PROBLEM REQUIREMENTS -
Copy out each of the following lines word for word, keeping every character and number as it is.

TASK DATA -
-*-*-

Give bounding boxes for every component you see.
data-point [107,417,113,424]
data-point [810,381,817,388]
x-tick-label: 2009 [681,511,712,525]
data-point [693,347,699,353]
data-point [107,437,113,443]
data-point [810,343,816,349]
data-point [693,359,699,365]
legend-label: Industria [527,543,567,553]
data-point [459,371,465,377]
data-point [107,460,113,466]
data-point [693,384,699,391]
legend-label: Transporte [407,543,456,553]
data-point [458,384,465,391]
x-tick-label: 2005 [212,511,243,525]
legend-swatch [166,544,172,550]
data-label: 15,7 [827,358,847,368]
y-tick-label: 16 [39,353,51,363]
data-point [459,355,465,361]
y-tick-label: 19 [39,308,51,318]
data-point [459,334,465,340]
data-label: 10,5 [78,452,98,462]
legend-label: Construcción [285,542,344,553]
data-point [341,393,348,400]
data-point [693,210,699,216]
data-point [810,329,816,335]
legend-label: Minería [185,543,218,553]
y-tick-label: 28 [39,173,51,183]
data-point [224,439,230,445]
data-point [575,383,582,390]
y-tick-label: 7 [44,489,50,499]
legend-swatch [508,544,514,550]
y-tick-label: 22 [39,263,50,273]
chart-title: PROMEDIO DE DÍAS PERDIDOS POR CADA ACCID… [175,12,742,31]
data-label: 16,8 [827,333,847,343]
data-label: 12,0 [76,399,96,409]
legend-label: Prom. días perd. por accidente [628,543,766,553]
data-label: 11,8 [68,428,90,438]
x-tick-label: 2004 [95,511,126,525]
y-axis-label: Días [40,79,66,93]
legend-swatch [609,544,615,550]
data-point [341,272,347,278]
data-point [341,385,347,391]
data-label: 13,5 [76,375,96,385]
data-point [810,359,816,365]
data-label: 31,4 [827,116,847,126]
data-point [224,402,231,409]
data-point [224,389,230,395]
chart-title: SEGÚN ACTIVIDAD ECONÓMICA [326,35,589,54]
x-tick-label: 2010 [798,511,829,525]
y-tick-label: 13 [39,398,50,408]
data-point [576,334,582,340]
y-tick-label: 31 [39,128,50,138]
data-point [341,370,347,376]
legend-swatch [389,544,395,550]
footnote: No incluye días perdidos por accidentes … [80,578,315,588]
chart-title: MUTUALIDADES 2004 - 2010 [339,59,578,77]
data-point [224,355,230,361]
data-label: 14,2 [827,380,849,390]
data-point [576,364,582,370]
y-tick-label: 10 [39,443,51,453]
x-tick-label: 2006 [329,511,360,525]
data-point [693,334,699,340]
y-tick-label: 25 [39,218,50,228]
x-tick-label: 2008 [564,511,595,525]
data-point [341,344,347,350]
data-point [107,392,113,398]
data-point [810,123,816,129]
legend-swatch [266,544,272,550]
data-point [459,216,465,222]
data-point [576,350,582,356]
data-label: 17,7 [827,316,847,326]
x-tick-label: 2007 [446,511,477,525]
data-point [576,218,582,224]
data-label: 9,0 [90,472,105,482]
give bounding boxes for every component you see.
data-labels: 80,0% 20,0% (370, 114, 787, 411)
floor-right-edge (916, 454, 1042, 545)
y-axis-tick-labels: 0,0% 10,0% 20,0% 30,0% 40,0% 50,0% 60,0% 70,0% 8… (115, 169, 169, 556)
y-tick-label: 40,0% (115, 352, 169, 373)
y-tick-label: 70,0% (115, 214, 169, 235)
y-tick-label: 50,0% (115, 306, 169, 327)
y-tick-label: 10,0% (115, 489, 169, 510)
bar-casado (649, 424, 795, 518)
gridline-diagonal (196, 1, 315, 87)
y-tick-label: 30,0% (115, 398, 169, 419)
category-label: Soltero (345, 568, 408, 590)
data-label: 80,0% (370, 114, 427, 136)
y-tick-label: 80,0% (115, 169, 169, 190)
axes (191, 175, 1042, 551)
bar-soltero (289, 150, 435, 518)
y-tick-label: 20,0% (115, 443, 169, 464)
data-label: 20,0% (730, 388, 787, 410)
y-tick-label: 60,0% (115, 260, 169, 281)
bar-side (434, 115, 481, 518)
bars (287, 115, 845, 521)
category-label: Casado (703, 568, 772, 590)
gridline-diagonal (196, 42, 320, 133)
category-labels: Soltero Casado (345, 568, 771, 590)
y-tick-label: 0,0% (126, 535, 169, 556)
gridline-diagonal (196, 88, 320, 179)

-*-*-

EXERCISE ANSWER -
Give bounding boxes for every component you see.
data-point [107,417,113,424]
data-point [810,381,817,388]
x-tick-label: 2009 [681,511,712,525]
data-point [693,347,699,353]
data-point [107,437,113,443]
data-point [810,343,816,349]
data-point [693,359,699,365]
legend-label: Industria [527,543,567,553]
data-point [459,371,465,377]
data-point [107,460,113,466]
data-point [693,384,699,391]
legend-label: Transporte [407,543,456,553]
data-point [458,384,465,391]
x-tick-label: 2005 [212,511,243,525]
legend-swatch [166,544,172,550]
data-label: 15,7 [827,358,847,368]
y-tick-label: 16 [39,353,51,363]
data-point [459,355,465,361]
y-tick-label: 19 [39,308,51,318]
data-point [459,334,465,340]
data-label: 10,5 [78,452,98,462]
legend-label: Construcción [285,542,344,553]
data-point [341,393,348,400]
data-point [693,210,699,216]
data-point [810,329,816,335]
legend-label: Minería [185,543,218,553]
y-tick-label: 28 [39,173,51,183]
data-point [224,439,230,445]
data-point [575,383,582,390]
y-tick-label: 7 [44,489,50,499]
legend-swatch [508,544,514,550]
y-tick-label: 22 [39,263,50,273]
chart-title: PROMEDIO DE DÍAS PERDIDOS POR CADA ACCID… [175,12,742,31]
data-label: 16,8 [827,333,847,343]
data-label: 12,0 [76,399,96,409]
legend-label: Prom. días perd. por accidente [628,543,766,553]
data-label: 11,8 [68,428,90,438]
x-tick-label: 2004 [95,511,126,525]
y-axis-label: Días [40,79,66,93]
legend-swatch [609,544,615,550]
data-point [341,272,347,278]
data-point [341,385,347,391]
data-label: 13,5 [76,375,96,385]
data-point [810,359,816,365]
data-label: 31,4 [827,116,847,126]
data-point [224,402,231,409]
data-point [224,389,230,395]
chart-title: SEGÚN ACTIVIDAD ECONÓMICA [326,35,589,54]
x-tick-label: 2010 [798,511,829,525]
y-tick-label: 13 [39,398,50,408]
data-point [576,334,582,340]
y-tick-label: 31 [39,128,50,138]
data-point [341,370,347,376]
legend-swatch [389,544,395,550]
footnote: No incluye días perdidos por accidentes … [80,578,315,588]
chart-title: MUTUALIDADES 2004 - 2010 [339,59,578,77]
data-point [224,355,230,361]
data-label: 14,2 [827,380,849,390]
data-point [576,364,582,370]
y-tick-label: 10 [39,443,51,453]
x-tick-label: 2006 [329,511,360,525]
data-point [693,334,699,340]
y-tick-label: 25 [39,218,50,228]
x-tick-label: 2008 [564,511,595,525]
data-point [341,344,347,350]
data-point [107,392,113,398]
data-point [810,123,816,129]
legend-swatch [266,544,272,550]
data-point [459,216,465,222]
data-point [576,350,582,356]
data-label: 17,7 [827,316,847,326]
x-tick-label: 2007 [446,511,477,525]
data-point [576,218,582,224]
data-label: 9,0 [90,472,105,482]
give bounding boxes for every component you see.
data-labels: 80,0% 20,0% (370, 114, 787, 411)
floor-right-edge (916, 454, 1042, 545)
y-axis-tick-labels: 0,0% 10,0% 20,0% 30,0% 40,0% 50,0% 60,0% 70,0% 8… (115, 169, 169, 556)
y-tick-label: 40,0% (115, 352, 169, 373)
y-tick-label: 70,0% (115, 214, 169, 235)
y-tick-label: 50,0% (115, 306, 169, 327)
y-tick-label: 10,0% (115, 489, 169, 510)
bar-casado (649, 424, 795, 518)
gridline-diagonal (196, 1, 315, 87)
y-tick-label: 30,0% (115, 398, 169, 419)
category-label: Soltero (345, 568, 408, 590)
data-label: 80,0% (370, 114, 427, 136)
y-tick-label: 80,0% (115, 169, 169, 190)
axes (191, 175, 1042, 551)
bar-soltero (289, 150, 435, 518)
y-tick-label: 20,0% (115, 443, 169, 464)
data-label: 20,0% (730, 388, 787, 410)
y-tick-label: 60,0% (115, 260, 169, 281)
bar-side (434, 115, 481, 518)
bars (287, 115, 845, 521)
category-label: Casado (703, 568, 772, 590)
gridline-diagonal (196, 42, 320, 133)
category-labels: Soltero Casado (345, 568, 771, 590)
y-tick-label: 0,0% (126, 535, 169, 556)
gridline-diagonal (196, 88, 320, 179)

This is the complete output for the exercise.